Can you pull out each line of the data below that includes the word "kiểu"?

======== Stored data

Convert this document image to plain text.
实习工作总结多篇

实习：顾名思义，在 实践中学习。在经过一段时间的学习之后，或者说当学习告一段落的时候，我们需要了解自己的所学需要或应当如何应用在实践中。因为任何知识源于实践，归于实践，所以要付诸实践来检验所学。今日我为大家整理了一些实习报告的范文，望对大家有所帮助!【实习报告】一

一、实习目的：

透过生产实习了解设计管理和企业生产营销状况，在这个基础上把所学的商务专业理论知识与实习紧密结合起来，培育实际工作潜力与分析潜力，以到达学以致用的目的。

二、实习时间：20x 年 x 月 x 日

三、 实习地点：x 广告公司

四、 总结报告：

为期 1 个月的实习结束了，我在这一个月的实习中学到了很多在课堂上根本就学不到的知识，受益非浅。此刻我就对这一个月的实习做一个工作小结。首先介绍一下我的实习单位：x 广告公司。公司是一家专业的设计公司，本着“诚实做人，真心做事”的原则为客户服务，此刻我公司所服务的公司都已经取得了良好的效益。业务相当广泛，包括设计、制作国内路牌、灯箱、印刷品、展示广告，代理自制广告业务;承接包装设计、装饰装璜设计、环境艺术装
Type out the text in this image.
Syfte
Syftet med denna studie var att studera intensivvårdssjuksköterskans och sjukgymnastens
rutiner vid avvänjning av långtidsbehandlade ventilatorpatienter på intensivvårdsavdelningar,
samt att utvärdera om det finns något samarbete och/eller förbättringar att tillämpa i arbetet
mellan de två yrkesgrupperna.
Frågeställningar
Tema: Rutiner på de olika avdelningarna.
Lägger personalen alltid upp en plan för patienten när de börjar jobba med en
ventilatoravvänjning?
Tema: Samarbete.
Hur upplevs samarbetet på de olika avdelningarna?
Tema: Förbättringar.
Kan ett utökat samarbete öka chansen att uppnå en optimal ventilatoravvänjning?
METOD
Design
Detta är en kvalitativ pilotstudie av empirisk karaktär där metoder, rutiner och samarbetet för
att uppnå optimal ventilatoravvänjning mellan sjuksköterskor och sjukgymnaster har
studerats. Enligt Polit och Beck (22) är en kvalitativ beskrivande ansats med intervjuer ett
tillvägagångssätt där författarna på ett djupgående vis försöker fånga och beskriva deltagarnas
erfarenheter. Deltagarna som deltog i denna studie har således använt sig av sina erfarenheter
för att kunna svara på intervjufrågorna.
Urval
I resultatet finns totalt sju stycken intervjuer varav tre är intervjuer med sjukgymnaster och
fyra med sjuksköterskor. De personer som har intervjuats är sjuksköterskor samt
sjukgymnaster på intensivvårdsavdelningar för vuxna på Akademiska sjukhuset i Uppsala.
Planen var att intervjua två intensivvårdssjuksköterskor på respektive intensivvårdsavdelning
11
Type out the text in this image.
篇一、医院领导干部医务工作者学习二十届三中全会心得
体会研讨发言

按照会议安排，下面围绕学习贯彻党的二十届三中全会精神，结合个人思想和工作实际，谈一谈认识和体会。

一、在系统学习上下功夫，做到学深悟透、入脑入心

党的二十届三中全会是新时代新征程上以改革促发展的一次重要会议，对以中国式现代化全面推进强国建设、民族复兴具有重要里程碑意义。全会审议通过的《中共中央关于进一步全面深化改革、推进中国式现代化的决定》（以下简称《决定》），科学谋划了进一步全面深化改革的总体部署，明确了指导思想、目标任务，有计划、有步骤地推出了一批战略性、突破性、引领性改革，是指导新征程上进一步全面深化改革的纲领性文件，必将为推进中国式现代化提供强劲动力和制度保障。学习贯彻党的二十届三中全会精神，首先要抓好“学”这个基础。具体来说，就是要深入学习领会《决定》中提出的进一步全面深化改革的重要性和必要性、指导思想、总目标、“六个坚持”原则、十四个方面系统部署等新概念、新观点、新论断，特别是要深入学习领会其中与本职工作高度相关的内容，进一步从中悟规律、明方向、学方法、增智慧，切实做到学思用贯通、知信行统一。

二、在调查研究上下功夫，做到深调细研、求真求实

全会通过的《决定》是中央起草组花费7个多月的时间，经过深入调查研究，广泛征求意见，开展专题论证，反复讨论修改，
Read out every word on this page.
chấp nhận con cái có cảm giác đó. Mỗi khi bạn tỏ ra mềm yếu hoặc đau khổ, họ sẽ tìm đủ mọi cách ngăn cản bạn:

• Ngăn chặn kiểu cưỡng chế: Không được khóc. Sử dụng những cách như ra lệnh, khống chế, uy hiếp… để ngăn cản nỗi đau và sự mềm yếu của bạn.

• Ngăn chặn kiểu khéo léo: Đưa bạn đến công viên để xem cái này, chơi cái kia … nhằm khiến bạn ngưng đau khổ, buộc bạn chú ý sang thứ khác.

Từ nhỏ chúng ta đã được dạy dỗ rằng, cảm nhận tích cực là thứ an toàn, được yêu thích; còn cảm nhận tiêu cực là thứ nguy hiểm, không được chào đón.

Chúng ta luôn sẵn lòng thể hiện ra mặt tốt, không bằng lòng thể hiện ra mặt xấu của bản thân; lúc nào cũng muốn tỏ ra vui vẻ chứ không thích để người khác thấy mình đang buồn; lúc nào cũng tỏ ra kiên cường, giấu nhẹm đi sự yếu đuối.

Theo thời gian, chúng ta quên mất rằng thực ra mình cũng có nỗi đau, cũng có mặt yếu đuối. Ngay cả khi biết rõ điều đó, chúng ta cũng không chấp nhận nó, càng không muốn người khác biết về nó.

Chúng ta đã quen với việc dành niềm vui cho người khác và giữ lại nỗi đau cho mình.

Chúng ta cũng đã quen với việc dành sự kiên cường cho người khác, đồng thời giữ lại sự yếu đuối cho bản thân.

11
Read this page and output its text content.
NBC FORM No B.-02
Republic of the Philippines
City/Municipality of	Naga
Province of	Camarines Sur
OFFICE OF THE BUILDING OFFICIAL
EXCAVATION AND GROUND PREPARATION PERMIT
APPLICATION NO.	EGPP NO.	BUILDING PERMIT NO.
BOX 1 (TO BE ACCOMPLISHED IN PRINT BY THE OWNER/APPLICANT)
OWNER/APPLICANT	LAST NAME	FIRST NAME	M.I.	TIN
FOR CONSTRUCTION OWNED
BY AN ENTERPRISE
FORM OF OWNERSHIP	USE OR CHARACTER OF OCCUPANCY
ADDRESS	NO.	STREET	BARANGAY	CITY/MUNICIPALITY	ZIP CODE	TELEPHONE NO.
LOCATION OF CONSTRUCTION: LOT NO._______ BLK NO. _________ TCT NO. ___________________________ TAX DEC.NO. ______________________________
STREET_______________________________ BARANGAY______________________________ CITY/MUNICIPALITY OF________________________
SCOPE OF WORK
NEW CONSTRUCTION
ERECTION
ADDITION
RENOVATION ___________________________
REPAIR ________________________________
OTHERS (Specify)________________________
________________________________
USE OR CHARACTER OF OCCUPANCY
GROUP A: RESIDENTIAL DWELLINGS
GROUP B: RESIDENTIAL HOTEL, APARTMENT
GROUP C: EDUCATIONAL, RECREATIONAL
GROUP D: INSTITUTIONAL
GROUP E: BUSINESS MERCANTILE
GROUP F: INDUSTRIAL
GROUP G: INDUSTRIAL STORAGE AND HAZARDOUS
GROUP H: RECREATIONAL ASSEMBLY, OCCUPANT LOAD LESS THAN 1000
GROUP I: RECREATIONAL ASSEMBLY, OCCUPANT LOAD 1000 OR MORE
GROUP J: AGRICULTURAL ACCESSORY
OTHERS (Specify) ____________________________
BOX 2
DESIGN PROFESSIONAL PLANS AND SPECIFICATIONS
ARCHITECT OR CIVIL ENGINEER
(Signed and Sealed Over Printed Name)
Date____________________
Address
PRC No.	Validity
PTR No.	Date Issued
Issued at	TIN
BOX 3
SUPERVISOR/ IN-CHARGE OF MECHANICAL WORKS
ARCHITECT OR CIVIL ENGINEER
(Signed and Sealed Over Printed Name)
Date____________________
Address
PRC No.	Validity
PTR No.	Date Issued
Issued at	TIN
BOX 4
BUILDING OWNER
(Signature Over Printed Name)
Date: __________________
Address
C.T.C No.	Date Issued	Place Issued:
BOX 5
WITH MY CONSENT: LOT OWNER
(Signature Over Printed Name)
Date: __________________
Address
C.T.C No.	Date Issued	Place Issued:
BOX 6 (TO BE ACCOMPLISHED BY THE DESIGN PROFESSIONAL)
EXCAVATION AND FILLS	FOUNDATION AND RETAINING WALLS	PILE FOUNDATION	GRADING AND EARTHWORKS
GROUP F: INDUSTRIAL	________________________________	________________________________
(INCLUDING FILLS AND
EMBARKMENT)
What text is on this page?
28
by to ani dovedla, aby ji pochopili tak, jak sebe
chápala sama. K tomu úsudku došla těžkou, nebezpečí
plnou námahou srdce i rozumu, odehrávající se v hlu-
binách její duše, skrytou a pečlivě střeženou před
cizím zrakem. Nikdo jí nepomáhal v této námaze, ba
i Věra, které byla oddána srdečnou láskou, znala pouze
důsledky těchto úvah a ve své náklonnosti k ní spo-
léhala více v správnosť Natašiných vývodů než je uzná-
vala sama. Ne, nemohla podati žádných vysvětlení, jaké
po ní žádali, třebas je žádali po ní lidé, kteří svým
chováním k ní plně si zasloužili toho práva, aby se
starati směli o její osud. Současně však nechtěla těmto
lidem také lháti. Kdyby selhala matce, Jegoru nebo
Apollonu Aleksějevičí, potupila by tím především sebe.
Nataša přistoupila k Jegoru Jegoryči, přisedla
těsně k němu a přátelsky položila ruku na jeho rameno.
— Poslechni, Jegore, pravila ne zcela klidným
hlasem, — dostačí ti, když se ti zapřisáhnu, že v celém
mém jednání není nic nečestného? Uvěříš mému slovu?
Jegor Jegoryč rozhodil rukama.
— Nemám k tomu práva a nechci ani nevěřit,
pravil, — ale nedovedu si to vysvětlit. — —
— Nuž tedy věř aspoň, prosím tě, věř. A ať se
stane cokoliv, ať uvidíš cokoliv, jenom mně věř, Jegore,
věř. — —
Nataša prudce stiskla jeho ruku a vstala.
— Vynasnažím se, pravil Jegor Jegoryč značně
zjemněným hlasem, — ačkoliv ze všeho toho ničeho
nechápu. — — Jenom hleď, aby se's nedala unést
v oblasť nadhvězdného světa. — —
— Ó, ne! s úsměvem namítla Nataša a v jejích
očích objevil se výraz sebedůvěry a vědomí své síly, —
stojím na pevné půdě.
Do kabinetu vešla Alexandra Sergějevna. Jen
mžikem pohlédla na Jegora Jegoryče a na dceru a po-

================

→ Task solution:
• Ngăn chặn kiểu cưỡng chế: Không được khóc. Sử dụng những cách như ra lệnh, khống chế, uy hiếp… để ngăn cản nỗi đau và sự mềm yếu của bạn.
• Ngăn chặn kiểu khéo léo: Đưa bạn đến công viên để xem cái này, chơi cái kia … nhằm khiến bạn ngưng đau khổ, buộc bạn chú ý sang thứ khác.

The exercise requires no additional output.